== EXERCISE DATA ==
____

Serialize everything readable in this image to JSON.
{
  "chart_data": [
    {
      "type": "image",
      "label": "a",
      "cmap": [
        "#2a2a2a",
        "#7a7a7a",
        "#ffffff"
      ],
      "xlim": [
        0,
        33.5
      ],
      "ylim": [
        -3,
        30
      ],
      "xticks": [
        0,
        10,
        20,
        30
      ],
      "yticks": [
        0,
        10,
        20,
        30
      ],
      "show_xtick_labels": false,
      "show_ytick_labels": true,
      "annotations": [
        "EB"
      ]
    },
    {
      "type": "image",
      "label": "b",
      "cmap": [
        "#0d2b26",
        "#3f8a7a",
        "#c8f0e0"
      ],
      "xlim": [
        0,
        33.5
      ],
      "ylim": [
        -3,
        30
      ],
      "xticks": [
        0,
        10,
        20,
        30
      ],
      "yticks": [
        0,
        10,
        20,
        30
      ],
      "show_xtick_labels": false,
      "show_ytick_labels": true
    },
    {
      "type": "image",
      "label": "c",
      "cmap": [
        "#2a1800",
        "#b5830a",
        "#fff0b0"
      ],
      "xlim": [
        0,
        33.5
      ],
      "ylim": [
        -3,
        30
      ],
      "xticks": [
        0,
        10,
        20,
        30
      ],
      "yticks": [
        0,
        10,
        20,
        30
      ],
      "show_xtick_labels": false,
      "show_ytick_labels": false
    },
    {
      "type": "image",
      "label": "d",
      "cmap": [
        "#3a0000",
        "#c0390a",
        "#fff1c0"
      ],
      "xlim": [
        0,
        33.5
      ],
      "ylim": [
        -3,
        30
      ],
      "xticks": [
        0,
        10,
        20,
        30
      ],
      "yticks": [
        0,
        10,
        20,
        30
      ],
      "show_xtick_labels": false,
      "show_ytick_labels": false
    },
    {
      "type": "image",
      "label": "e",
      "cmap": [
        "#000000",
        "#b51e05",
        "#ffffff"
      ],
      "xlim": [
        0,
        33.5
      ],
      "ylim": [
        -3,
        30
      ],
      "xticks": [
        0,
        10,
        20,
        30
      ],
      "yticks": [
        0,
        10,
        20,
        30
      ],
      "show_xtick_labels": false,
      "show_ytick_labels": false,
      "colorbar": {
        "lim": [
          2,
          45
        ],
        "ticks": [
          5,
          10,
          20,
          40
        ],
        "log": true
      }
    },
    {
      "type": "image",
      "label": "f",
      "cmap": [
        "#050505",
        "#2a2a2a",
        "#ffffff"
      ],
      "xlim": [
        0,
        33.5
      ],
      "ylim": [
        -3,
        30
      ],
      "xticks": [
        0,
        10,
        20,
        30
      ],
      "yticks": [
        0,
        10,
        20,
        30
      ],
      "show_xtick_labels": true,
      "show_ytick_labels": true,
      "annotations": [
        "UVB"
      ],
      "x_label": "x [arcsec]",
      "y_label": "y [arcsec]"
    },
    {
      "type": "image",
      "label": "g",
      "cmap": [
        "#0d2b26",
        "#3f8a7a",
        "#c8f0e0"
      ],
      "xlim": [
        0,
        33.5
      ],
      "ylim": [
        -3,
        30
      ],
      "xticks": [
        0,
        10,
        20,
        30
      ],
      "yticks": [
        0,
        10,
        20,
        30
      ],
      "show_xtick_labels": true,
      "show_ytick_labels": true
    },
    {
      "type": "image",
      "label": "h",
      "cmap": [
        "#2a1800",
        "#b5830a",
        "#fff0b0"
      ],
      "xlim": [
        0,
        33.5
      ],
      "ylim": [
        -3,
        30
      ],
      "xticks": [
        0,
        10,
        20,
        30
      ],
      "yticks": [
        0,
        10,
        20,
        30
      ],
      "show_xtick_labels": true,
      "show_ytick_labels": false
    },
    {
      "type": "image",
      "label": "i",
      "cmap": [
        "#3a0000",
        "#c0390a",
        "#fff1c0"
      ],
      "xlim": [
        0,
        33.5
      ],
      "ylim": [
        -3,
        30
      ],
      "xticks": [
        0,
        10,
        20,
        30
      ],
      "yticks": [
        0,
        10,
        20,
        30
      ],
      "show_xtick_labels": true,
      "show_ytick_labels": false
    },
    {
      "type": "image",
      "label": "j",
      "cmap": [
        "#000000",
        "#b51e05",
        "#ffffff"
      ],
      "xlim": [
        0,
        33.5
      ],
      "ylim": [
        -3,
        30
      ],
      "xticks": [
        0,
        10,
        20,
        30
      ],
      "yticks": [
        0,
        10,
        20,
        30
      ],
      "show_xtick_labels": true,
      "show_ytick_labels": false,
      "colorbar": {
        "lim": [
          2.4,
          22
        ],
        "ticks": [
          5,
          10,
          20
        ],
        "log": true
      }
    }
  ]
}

____

== WORK TO COMPLETE ==
Copy out the full listing exactly.

== FULL SOLUTION ==
Serialize everything readable in this image to JSON.
{
  "chart_data": [
    {
      "type": "image",
      "label": "a",
      "cmap": [
        "#2a2a2a",
        "#7a7a7a",
        "#ffffff"
      ],
      "xlim": [
        0,
        33.5
      ],
      "ylim": [
        -3,
        30
      ],
      "xticks": [
        0,
        10,
        20,
        30
      ],
      "yticks": [
        0,
        10,
        20,
        30
      ],
      "show_xtick_labels": false,
      "show_ytick_labels": true,
      "annotations": [
        "EB"
      ]
    },
    {
      "type": "image",
      "label": "b",
      "cmap": [
        "#0d2b26",
        "#3f8a7a",
        "#c8f0e0"
      ],
      "xlim": [
        0,
        33.5
      ],
      "ylim": [
        -3,
        30
      ],
      "xticks": [
        0,
        10,
        20,
        30
      ],
      "yticks": [
        0,
        10,
        20,
        30
      ],
      "show_xtick_labels": false,
      "show_ytick_labels": true
    },
    {
      "type": "image",
      "label": "c",
      "cmap": [
        "#2a1800",
        "#b5830a",
        "#fff0b0"
      ],
      "xlim": [
        0,
        33.5
      ],
      "ylim": [
        -3,
        30
      ],
      "xticks": [
        0,
        10,
        20,
        30
      ],
      "yticks": [
        0,
        10,
        20,
        30
      ],
      "show_xtick_labels": false,
      "show_ytick_labels": false
    },
    {
      "type": "image",
      "label": "d",
      "cmap": [
        "#3a0000",
        "#c0390a",
        "#fff1c0"
      ],
      "xlim": [
        0,
        33.5
      ],
      "ylim": [
        -3,
        30
      ],
      "xticks": [
        0,
        10,
        20,
        30
      ],
      "yticks": [
        0,
        10,
        20,
        30
      ],
      "show_xtick_labels": false,
      "show_ytick_labels": false
    },
    {
      "type": "image",
      "label": "e",
      "cmap": [
        "#000000",
        "#b51e05",
        "#ffffff"
      ],
      "xlim": [
        0,
        33.5
      ],
      "ylim": [
        -3,
        30
      ],
      "xticks": [
        0,
        10,
        20,
        30
      ],
      "yticks": [
        0,
        10,
        20,
        30
      ],
      "show_xtick_labels": false,
      "show_ytick_labels": false,
      "colorbar": {
        "lim": [
          2,
          45
        ],
        "ticks": [
          5,
          10,
          20,
          40
        ],
        "log": true
      }
    },
    {
      "type": "image",
      "label": "f",
      "cmap": [
        "#050505",
        "#2a2a2a",
        "#ffffff"
      ],
      "xlim": [
        0,
        33.5
      ],
      "ylim": [
        -3,
        30
      ],
      "xticks": [
        0,
        10,
        20,
        30
      ],
      "yticks": [
        0,
        10,
        20,
        30
      ],
      "show_xtick_labels": true,
      "show_ytick_labels": true,
      "annotations": [
        "UVB"
      ],
      "x_label": "x [arcsec]",
      "y_label": "y [arcsec]"
    },
    {
      "type": "image",
      "label": "g",
      "cmap": [
        "#0d2b26",
        "#3f8a7a",
        "#c8f0e0"
      ],
      "xlim": [
        0,
        33.5
      ],
      "ylim": [
        -3,
        30
      ],
      "xticks": [
        0,
        10,
        20,
        30
      ],
      "yticks": [
        0,
        10,
        20,
        30
      ],
      "show_xtick_labels": true,
      "show_ytick_labels": true
    },
    {
      "type": "image",
      "label": "h",
      "cmap": [
        "#2a1800",
        "#b5830a",
        "#fff0b0"
      ],
      "xlim": [
        0,
        33.5
      ],
      "ylim": [
        -3,
        30
      ],
      "xticks": [
        0,
        10,
        20,
        30
      ],
      "yticks": [
        0,
        10,
        20,
        30
      ],
      "show_xtick_labels": true,
      "show_ytick_labels": false
    },
    {
      "type": "image",
      "label": "i",
      "cmap": [
        "#3a0000",
        "#c0390a",
        "#fff1c0"
      ],
      "xlim": [
        0,
        33.5
      ],
      "ylim": [
        -3,
        30
      ],
      "xticks": [
        0,
        10,
        20,
        30
      ],
      "yticks": [
        0,
        10,
        20,
        30
      ],
      "show_xtick_labels": true,
      "show_ytick_labels": false
    },
    {
      "type": "image",
      "label": "j",
      "cmap": [
        "#000000",
        "#b51e05",
        "#ffffff"
      ],
      "xlim": [
        0,
        33.5
      ],
      "ylim": [
        -3,
        30
      ],
      "xticks": [
        0,
        10,
        20,
        30
      ],
      "yticks": [
        0,
        10,
        20,
        30
      ],
      "show_xtick_labels": true,
      "show_ytick_labels": false,
      "colorbar": {
        "lim": [
          2.4,
          22
        ],
        "ticks": [
          5,
          10,
          20
        ],
        "log": true
      }
    }
  ]
}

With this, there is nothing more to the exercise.